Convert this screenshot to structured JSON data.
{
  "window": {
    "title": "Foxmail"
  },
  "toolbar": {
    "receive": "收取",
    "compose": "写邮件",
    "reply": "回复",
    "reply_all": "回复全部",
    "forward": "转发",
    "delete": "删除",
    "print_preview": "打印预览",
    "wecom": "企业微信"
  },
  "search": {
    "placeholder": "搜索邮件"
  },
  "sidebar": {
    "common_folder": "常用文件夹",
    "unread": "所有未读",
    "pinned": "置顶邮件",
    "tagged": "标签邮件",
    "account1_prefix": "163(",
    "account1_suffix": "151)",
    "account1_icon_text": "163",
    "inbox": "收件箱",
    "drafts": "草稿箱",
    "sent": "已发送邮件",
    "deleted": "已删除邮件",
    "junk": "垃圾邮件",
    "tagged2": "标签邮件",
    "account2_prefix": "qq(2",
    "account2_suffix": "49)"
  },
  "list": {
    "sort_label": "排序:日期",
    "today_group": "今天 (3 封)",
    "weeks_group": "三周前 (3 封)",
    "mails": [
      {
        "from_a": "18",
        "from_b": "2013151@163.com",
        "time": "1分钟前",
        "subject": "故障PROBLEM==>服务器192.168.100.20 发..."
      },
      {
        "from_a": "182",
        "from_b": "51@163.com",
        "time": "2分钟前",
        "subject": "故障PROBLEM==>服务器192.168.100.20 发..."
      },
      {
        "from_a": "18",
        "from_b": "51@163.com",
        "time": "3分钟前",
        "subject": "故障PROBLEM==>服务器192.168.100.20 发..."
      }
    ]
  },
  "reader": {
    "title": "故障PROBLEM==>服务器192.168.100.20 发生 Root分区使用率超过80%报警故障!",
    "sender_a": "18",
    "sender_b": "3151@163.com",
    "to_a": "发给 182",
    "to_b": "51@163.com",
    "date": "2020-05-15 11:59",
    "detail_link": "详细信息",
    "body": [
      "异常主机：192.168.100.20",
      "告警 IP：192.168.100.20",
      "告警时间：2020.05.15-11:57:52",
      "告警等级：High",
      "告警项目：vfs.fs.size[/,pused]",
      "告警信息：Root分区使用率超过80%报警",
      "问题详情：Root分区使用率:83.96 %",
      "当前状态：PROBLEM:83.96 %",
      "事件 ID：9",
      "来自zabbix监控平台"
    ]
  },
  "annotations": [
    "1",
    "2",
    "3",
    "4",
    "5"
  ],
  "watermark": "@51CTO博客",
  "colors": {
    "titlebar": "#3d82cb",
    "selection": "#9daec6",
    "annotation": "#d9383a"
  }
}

■ **WHAT TO WORK ON**:
Extract the whole listing, character for character.

■ **EXERCISE OUTPUT**:
Convert this screenshot to structured JSON data.
{
  "window": {
    "title": "Foxmail"
  },
  "toolbar": {
    "receive": "收取",
    "compose": "写邮件",
    "reply": "回复",
    "reply_all": "回复全部",
    "forward": "转发",
    "delete": "删除",
    "print_preview": "打印预览",
    "wecom": "企业微信"
  },
  "search": {
    "placeholder": "搜索邮件"
  },
  "sidebar": {
    "common_folder": "常用文件夹",
    "unread": "所有未读",
    "pinned": "置顶邮件",
    "tagged": "标签邮件",
    "account1_prefix": "163(",
    "account1_suffix": "151)",
    "account1_icon_text": "163",
    "inbox": "收件箱",
    "drafts": "草稿箱",
    "sent": "已发送邮件",
    "deleted": "已删除邮件",
    "junk": "垃圾邮件",
    "tagged2": "标签邮件",
    "account2_prefix": "qq(2",
    "account2_suffix": "49)"
  },
  "list": {
    "sort_label": "排序:日期",
    "today_group": "今天 (3 封)",
    "weeks_group": "三周前 (3 封)",
    "mails": [
      {
        "from_a": "18",
        "from_b": "2013151@163.com",
        "time": "1分钟前",
        "subject": "故障PROBLEM==>服务器192.168.100.20 发..."
      },
      {
        "from_a": "182",
        "from_b": "51@163.com",
        "time": "2分钟前",
        "subject": "故障PROBLEM==>服务器192.168.100.20 发..."
      },
      {
        "from_a": "18",
        "from_b": "51@163.com",
        "time": "3分钟前",
        "subject": "故障PROBLEM==>服务器192.168.100.20 发..."
      }
    ]
  },
  "reader": {
    "title": "故障PROBLEM==>服务器192.168.100.20 发生 Root分区使用率超过80%报警故障!",
    "sender_a": "18",
    "sender_b": "3151@163.com",
    "to_a": "发给 182",
    "to_b": "51@163.com",
    "date": "2020-05-15 11:59",
    "detail_link": "详细信息",
    "body": [
      "异常主机：192.168.100.20",
      "告警 IP：192.168.100.20",
      "告警时间：2020.05.15-11:57:52",
      "告警等级：High",
      "告警项目：vfs.fs.size[/,pused]",
      "告警信息：Root分区使用率超过80%报警",
      "问题详情：Root分区使用率:83.96 %",
      "当前状态：PROBLEM:83.96 %",
      "事件 ID：9",
      "来自zabbix监控平台"
    ]
  },
  "annotations": [
    "1",
    "2",
    "3",
    "4",
    "5"
  ],
  "watermark": "@51CTO博客",
  "colors": {
    "titlebar": "#3d82cb",
    "selection": "#9daec6",
    "annotation": "#d9383a"
  }
}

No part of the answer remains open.